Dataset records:
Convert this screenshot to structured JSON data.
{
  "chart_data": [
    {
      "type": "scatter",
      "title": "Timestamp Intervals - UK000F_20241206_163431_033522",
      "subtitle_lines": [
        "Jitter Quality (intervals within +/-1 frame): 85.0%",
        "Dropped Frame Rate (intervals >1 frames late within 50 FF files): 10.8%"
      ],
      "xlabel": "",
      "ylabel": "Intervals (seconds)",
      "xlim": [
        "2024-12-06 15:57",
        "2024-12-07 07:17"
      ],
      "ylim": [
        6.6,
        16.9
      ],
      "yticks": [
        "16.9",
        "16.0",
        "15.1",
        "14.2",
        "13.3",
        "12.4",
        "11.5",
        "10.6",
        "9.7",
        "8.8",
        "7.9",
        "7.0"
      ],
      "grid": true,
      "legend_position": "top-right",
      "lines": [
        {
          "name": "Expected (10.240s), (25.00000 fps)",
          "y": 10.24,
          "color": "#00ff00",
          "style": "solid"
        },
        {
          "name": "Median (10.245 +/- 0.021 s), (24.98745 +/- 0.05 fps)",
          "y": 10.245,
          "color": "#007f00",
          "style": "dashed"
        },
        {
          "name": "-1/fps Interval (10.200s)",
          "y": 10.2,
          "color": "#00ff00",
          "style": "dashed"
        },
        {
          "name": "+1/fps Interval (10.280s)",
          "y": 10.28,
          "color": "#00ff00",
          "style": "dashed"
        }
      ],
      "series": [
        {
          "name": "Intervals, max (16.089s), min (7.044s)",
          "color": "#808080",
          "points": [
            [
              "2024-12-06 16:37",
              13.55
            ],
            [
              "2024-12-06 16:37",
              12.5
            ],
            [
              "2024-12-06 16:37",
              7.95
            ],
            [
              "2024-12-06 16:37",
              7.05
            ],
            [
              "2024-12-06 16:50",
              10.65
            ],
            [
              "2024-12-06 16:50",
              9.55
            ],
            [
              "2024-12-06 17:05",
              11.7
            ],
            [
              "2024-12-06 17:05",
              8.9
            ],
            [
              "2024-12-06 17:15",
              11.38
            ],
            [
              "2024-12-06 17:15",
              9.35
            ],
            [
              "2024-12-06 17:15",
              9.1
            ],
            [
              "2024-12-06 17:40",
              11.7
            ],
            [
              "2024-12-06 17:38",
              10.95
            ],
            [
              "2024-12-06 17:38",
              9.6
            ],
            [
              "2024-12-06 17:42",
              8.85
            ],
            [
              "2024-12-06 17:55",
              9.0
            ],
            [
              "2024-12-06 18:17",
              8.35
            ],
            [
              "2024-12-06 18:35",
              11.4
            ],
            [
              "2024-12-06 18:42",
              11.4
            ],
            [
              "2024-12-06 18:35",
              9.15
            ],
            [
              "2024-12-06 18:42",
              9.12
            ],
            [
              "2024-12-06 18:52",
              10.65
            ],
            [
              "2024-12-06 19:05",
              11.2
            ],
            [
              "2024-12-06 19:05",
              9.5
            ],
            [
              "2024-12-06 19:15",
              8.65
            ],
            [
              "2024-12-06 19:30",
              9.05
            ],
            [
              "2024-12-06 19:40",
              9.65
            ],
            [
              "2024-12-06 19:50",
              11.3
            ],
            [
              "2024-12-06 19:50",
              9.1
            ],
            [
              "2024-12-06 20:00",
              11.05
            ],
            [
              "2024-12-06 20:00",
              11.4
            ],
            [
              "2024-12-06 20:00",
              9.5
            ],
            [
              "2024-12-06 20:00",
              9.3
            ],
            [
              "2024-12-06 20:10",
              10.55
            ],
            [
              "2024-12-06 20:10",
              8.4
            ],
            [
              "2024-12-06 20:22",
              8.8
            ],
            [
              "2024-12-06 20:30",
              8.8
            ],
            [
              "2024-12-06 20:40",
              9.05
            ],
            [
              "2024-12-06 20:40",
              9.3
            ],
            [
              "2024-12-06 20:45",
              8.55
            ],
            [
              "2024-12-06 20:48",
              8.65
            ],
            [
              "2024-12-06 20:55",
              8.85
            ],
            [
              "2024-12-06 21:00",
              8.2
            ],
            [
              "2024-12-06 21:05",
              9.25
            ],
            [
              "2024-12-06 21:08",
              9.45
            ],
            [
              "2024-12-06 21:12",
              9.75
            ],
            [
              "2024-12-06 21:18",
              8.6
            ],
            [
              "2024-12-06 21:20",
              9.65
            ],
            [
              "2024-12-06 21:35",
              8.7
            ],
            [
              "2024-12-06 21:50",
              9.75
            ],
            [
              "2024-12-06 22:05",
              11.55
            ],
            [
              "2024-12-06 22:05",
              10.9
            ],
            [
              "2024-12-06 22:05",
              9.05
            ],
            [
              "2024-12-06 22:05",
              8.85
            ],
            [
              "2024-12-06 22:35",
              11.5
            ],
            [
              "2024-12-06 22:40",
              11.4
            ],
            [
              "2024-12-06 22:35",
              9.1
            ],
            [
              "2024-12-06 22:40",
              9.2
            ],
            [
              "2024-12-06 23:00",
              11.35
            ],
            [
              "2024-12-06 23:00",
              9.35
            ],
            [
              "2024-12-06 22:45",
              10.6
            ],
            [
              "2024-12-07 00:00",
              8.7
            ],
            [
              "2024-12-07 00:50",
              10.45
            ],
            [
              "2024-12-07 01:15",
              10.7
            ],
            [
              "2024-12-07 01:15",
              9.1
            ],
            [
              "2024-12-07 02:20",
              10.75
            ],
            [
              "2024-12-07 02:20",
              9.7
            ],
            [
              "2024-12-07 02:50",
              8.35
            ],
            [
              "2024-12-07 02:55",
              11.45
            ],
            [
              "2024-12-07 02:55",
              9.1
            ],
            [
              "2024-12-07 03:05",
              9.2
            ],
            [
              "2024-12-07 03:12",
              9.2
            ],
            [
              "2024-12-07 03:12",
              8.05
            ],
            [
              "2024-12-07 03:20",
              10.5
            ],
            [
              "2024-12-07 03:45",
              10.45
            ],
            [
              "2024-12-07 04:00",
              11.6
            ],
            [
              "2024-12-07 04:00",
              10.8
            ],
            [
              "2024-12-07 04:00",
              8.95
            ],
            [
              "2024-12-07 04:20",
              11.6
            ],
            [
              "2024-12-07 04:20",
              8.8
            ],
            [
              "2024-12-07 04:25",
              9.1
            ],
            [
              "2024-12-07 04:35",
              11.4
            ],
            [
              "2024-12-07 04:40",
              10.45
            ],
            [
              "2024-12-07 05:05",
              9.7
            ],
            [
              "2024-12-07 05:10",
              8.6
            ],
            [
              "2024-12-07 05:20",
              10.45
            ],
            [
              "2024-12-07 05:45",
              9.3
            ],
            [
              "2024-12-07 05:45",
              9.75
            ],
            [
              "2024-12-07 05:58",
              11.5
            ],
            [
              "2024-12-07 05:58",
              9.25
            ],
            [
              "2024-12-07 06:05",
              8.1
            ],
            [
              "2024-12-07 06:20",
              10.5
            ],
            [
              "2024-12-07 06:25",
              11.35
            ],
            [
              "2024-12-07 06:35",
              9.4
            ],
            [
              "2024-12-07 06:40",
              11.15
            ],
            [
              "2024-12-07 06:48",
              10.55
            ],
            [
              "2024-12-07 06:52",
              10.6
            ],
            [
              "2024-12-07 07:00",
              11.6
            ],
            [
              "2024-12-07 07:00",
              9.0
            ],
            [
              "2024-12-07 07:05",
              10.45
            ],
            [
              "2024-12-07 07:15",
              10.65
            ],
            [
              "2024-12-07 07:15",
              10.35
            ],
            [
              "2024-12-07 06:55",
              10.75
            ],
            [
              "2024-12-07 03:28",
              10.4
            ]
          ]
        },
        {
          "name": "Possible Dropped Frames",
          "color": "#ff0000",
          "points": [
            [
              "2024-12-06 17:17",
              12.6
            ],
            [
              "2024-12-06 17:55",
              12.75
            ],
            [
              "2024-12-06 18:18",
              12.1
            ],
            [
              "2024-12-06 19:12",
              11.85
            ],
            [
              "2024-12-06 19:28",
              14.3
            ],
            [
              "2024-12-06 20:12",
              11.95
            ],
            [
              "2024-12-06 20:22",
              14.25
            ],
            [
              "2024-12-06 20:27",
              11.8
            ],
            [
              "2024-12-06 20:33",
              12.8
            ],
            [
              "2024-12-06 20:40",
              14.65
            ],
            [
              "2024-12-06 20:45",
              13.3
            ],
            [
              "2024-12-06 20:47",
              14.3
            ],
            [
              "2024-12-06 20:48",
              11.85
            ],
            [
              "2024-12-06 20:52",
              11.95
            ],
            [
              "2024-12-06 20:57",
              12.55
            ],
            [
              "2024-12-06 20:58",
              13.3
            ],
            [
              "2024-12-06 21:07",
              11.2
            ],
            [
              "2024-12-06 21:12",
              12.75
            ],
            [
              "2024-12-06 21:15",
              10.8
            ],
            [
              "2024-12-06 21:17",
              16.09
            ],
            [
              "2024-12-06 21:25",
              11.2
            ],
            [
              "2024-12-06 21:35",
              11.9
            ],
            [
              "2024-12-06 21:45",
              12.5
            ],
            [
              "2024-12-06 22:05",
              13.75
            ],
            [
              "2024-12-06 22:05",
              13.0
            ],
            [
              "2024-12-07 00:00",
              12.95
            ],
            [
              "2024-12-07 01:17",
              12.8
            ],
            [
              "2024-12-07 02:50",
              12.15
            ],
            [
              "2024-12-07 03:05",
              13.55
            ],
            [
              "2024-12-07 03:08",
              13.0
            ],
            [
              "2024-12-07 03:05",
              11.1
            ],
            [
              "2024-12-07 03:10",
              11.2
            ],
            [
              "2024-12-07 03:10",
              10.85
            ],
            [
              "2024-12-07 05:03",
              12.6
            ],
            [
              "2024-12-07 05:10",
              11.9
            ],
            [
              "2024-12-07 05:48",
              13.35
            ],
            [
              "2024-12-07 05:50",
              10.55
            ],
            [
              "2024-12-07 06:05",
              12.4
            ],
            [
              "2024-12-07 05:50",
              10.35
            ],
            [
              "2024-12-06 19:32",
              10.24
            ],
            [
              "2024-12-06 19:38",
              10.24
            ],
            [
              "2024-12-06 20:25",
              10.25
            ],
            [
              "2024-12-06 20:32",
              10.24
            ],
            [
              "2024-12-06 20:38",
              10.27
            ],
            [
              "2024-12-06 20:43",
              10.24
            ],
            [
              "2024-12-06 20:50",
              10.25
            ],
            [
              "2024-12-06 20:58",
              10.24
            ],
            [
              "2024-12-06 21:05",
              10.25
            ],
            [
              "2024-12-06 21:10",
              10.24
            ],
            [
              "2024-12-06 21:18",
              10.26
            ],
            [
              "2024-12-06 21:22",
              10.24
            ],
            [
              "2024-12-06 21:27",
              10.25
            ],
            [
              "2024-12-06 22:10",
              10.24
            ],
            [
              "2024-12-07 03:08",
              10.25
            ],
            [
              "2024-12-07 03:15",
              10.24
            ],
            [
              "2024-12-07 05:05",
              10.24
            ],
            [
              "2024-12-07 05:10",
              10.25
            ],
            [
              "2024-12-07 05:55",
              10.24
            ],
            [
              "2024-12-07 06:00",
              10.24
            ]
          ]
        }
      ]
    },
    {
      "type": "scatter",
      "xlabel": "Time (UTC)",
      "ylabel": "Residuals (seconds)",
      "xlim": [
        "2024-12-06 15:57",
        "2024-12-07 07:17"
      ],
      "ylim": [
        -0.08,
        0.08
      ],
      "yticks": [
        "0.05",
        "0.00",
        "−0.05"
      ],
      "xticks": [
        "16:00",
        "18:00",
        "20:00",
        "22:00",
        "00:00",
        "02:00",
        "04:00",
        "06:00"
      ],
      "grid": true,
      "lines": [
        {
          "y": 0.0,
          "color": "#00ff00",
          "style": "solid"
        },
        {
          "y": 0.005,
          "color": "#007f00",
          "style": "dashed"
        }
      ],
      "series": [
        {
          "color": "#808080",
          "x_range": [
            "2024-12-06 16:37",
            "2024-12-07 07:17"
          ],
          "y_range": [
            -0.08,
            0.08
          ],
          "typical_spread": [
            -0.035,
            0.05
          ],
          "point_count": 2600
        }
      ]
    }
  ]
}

= PROBLEM DETAILS =
Search the entries for the word "within" and gather every line where it appears.

= ANSWER TO THE PROBLEM =
        "Jitter Quality (intervals within +/-1 frame): 85.0%",
        "Dropped Frame Rate (intervals >1 frames late within 50 FF files): 10.8%"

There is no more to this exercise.